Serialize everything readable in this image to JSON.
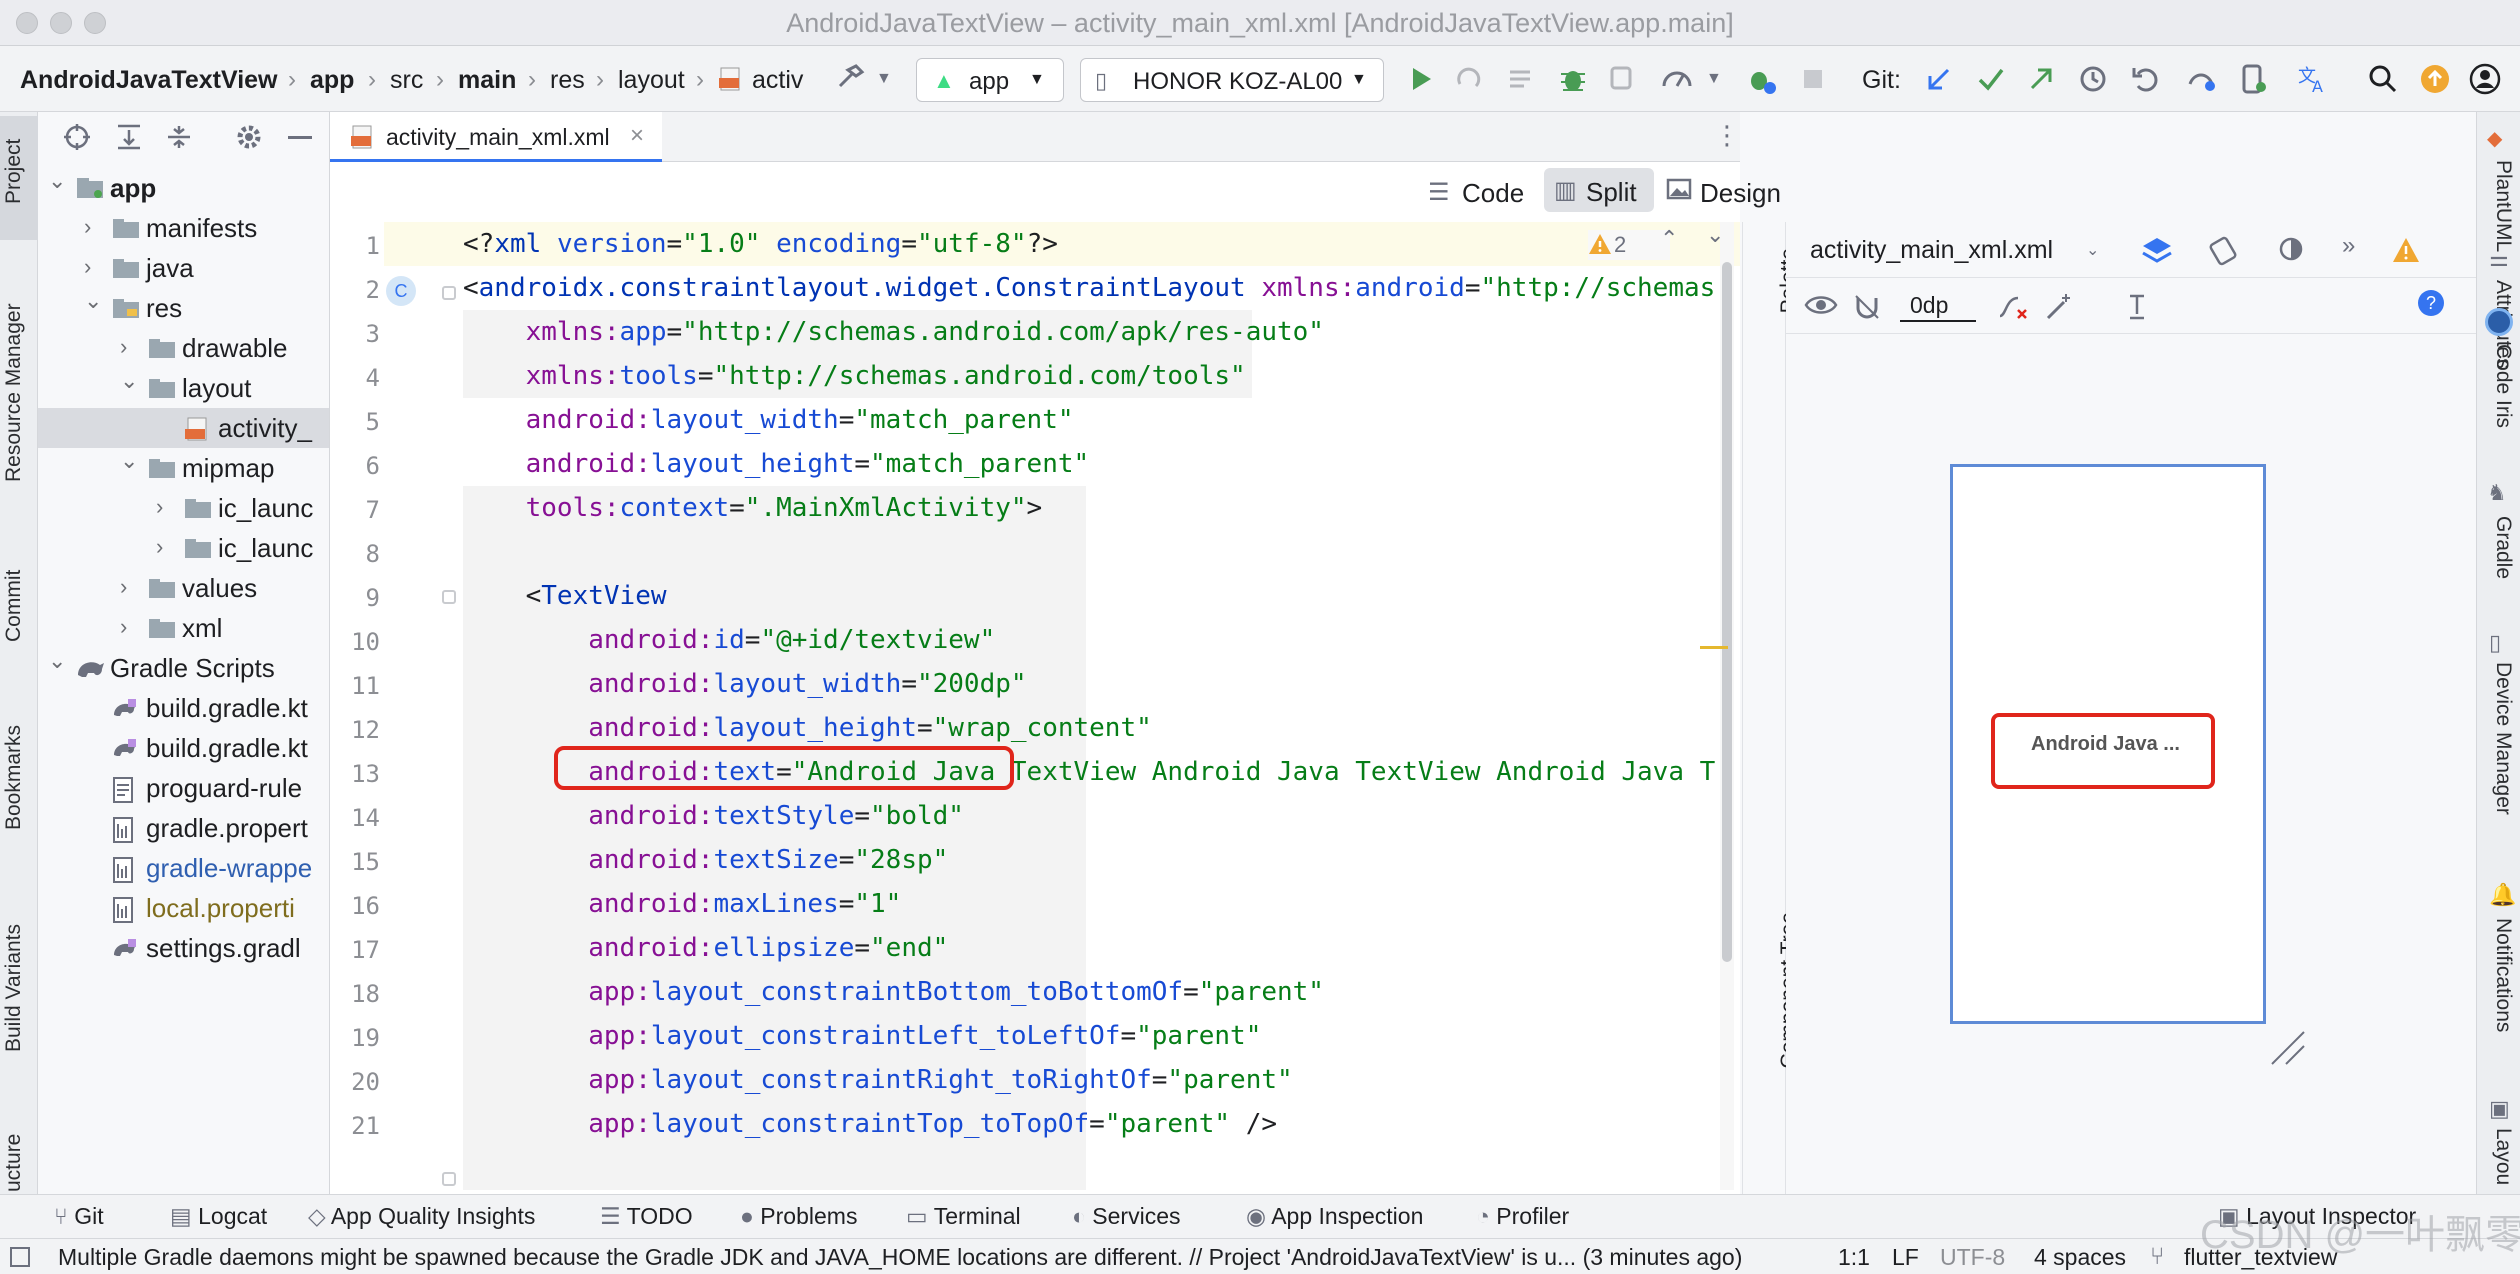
{
  "window": {
    "title": "AndroidJavaTextView – activity_main_xml.xml [AndroidJavaTextView.app.main]"
  },
  "toolbar": {
    "breadcrumbs": [
      "AndroidJavaTextView",
      "app",
      "src",
      "main",
      "res",
      "layout",
      "activ"
    ],
    "run_config": "app",
    "device": "HONOR KOZ-AL00",
    "git_label": "Git:"
  },
  "left_tools": [
    "Project",
    "Resource Manager",
    "Commit",
    "Bookmarks",
    "Build Variants",
    "ucture"
  ],
  "right_tools": [
    "PlantUML",
    "Attributes",
    "Code Iris",
    "Gradle",
    "Device Manager",
    "Notifications",
    "Layou"
  ],
  "project_tree": [
    {
      "label": "app",
      "depth": 0,
      "arrow": "down",
      "icon": "module-folder-icon",
      "bold": true
    },
    {
      "label": "manifests",
      "depth": 1,
      "arrow": "right",
      "icon": "folder-icon"
    },
    {
      "label": "java",
      "depth": 1,
      "arrow": "right",
      "icon": "folder-icon"
    },
    {
      "label": "res",
      "depth": 1,
      "arrow": "down",
      "icon": "res-folder-icon"
    },
    {
      "label": "drawable",
      "depth": 2,
      "arrow": "right",
      "icon": "folder-icon"
    },
    {
      "label": "layout",
      "depth": 2,
      "arrow": "down",
      "icon": "folder-icon"
    },
    {
      "label": "activity_",
      "depth": 3,
      "arrow": "",
      "icon": "xml-file-icon",
      "selected": true
    },
    {
      "label": "mipmap",
      "depth": 2,
      "arrow": "down",
      "icon": "folder-icon"
    },
    {
      "label": "ic_launc",
      "depth": 3,
      "arrow": "right",
      "icon": "folder-icon"
    },
    {
      "label": "ic_launc",
      "depth": 3,
      "arrow": "right",
      "icon": "folder-icon"
    },
    {
      "label": "values",
      "depth": 2,
      "arrow": "right",
      "icon": "folder-icon"
    },
    {
      "label": "xml",
      "depth": 2,
      "arrow": "right",
      "icon": "folder-icon"
    },
    {
      "label": "Gradle Scripts",
      "depth": 0,
      "arrow": "down",
      "icon": "gradle-icon"
    },
    {
      "label": "build.gradle.kt",
      "depth": 1,
      "arrow": "",
      "icon": "gradle-file-icon"
    },
    {
      "label": "build.gradle.kt",
      "depth": 1,
      "arrow": "",
      "icon": "gradle-file-icon"
    },
    {
      "label": "proguard-rule",
      "depth": 1,
      "arrow": "",
      "icon": "text-file-icon"
    },
    {
      "label": "gradle.propert",
      "depth": 1,
      "arrow": "",
      "icon": "properties-file-icon"
    },
    {
      "label": "gradle-wrappe",
      "depth": 1,
      "arrow": "",
      "icon": "properties-file-icon",
      "color": "#2f5fb0"
    },
    {
      "label": "local.properti",
      "depth": 1,
      "arrow": "",
      "icon": "properties-file-icon",
      "color": "#7f6d1e"
    },
    {
      "label": "settings.gradl",
      "depth": 1,
      "arrow": "",
      "icon": "gradle-file-icon"
    }
  ],
  "editor": {
    "tab_label": "activity_main_xml.xml",
    "view_modes": {
      "code": "Code",
      "split": "Split",
      "design": "Design"
    },
    "active_mode": "Split",
    "warning_count": "2",
    "lines": [
      [
        [
          "plain",
          "<?"
        ],
        [
          "tag",
          "xml "
        ],
        [
          "attr",
          "version"
        ],
        [
          "plain",
          "="
        ],
        [
          "val",
          "\"1.0\""
        ],
        [
          "attr",
          " encoding"
        ],
        [
          "plain",
          "="
        ],
        [
          "val",
          "\"utf-8\""
        ],
        [
          "plain",
          "?>"
        ]
      ],
      [
        [
          "plain",
          "<"
        ],
        [
          "tag",
          "androidx.constraintlayout.widget.ConstraintLayout "
        ],
        [
          "ns",
          "xmlns:"
        ],
        [
          "attr",
          "android"
        ],
        [
          "plain",
          "="
        ],
        [
          "val",
          "\"http://schemas"
        ]
      ],
      [
        [
          "plain",
          "    "
        ],
        [
          "ns",
          "xmlns:"
        ],
        [
          "attr",
          "app"
        ],
        [
          "plain",
          "="
        ],
        [
          "val",
          "\"http://schemas.android.com/apk/res-auto\""
        ]
      ],
      [
        [
          "plain",
          "    "
        ],
        [
          "ns",
          "xmlns:"
        ],
        [
          "attr",
          "tools"
        ],
        [
          "plain",
          "="
        ],
        [
          "val",
          "\"http://schemas.android.com/tools\""
        ]
      ],
      [
        [
          "plain",
          "    "
        ],
        [
          "ns",
          "android:"
        ],
        [
          "attr",
          "layout_width"
        ],
        [
          "plain",
          "="
        ],
        [
          "val",
          "\"match_parent\""
        ]
      ],
      [
        [
          "plain",
          "    "
        ],
        [
          "ns",
          "android:"
        ],
        [
          "attr",
          "layout_height"
        ],
        [
          "plain",
          "="
        ],
        [
          "val",
          "\"match_parent\""
        ]
      ],
      [
        [
          "plain",
          "    "
        ],
        [
          "ns",
          "tools:"
        ],
        [
          "attr",
          "context"
        ],
        [
          "plain",
          "="
        ],
        [
          "val",
          "\".MainXmlActivity\""
        ],
        [
          "plain",
          ">"
        ]
      ],
      [
        [
          "plain",
          ""
        ]
      ],
      [
        [
          "plain",
          "    <"
        ],
        [
          "tag",
          "TextView"
        ]
      ],
      [
        [
          "plain",
          "        "
        ],
        [
          "ns",
          "android:"
        ],
        [
          "attr",
          "id"
        ],
        [
          "plain",
          "="
        ],
        [
          "val",
          "\"@+id/textview\""
        ]
      ],
      [
        [
          "plain",
          "        "
        ],
        [
          "ns",
          "android:"
        ],
        [
          "attr",
          "layout_width"
        ],
        [
          "plain",
          "="
        ],
        [
          "val",
          "\"200dp\""
        ]
      ],
      [
        [
          "plain",
          "        "
        ],
        [
          "ns",
          "android:"
        ],
        [
          "attr",
          "layout_height"
        ],
        [
          "plain",
          "="
        ],
        [
          "val",
          "\"wrap_content\""
        ]
      ],
      [
        [
          "plain",
          "        "
        ],
        [
          "ns",
          "android:"
        ],
        [
          "attr",
          "text"
        ],
        [
          "plain",
          "="
        ],
        [
          "val",
          "\"Android Java TextView Android Java TextView Android Java T"
        ]
      ],
      [
        [
          "plain",
          "        "
        ],
        [
          "ns",
          "android:"
        ],
        [
          "attr",
          "textStyle"
        ],
        [
          "plain",
          "="
        ],
        [
          "val",
          "\"bold\""
        ]
      ],
      [
        [
          "plain",
          "        "
        ],
        [
          "ns",
          "android:"
        ],
        [
          "attr",
          "textSize"
        ],
        [
          "plain",
          "="
        ],
        [
          "val",
          "\"28sp\""
        ]
      ],
      [
        [
          "plain",
          "        "
        ],
        [
          "ns",
          "android:"
        ],
        [
          "attr",
          "maxLines"
        ],
        [
          "plain",
          "="
        ],
        [
          "val",
          "\"1\""
        ]
      ],
      [
        [
          "plain",
          "        "
        ],
        [
          "ns",
          "android:"
        ],
        [
          "attr",
          "ellipsize"
        ],
        [
          "plain",
          "="
        ],
        [
          "val",
          "\"end\""
        ]
      ],
      [
        [
          "plain",
          "        "
        ],
        [
          "ns",
          "app:"
        ],
        [
          "attr",
          "layout_constraintBottom_toBottomOf"
        ],
        [
          "plain",
          "="
        ],
        [
          "val",
          "\"parent\""
        ]
      ],
      [
        [
          "plain",
          "        "
        ],
        [
          "ns",
          "app:"
        ],
        [
          "attr",
          "layout_constraintLeft_toLeftOf"
        ],
        [
          "plain",
          "="
        ],
        [
          "val",
          "\"parent\""
        ]
      ],
      [
        [
          "plain",
          "        "
        ],
        [
          "ns",
          "app:"
        ],
        [
          "attr",
          "layout_constraintRight_toRightOf"
        ],
        [
          "plain",
          "="
        ],
        [
          "val",
          "\"parent\""
        ]
      ],
      [
        [
          "plain",
          "        "
        ],
        [
          "ns",
          "app:"
        ],
        [
          "attr",
          "layout_constraintTop_toTopOf"
        ],
        [
          "plain",
          "="
        ],
        [
          "val",
          "\"parent\""
        ],
        [
          "plain",
          " />"
        ]
      ]
    ]
  },
  "side_panels": {
    "palette": "Palette",
    "component_tree": "Component Tree"
  },
  "design": {
    "file_dropdown": "activity_main_xml.xml",
    "margin_value": "0dp",
    "preview_text": "Android Java ..."
  },
  "tool_windows": [
    "Git",
    "Logcat",
    "App Quality Insights",
    "TODO",
    "Problems",
    "Terminal",
    "Services",
    "App Inspection",
    "Profiler",
    "Layout Inspector"
  ],
  "status": {
    "message": "Multiple Gradle daemons might be spawned because the Gradle JDK and JAVA_HOME locations are different. // Project 'AndroidJavaTextView' is u... (3 minutes ago)",
    "position": "1:1",
    "line_sep": "LF",
    "encoding": "UTF-8",
    "indent": "4 spaces",
    "branch": "flutter_textview"
  },
  "watermark": "CSDN @一叶飘零"
}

+===+

Directions for this task — Check each line above for the word "http", and copy the lines where it appears.

In response —
          "\"http://schemas"
          "\"http://schemas.android.com/apk/res-auto\""
          "\"http://schemas.android.com/tools\""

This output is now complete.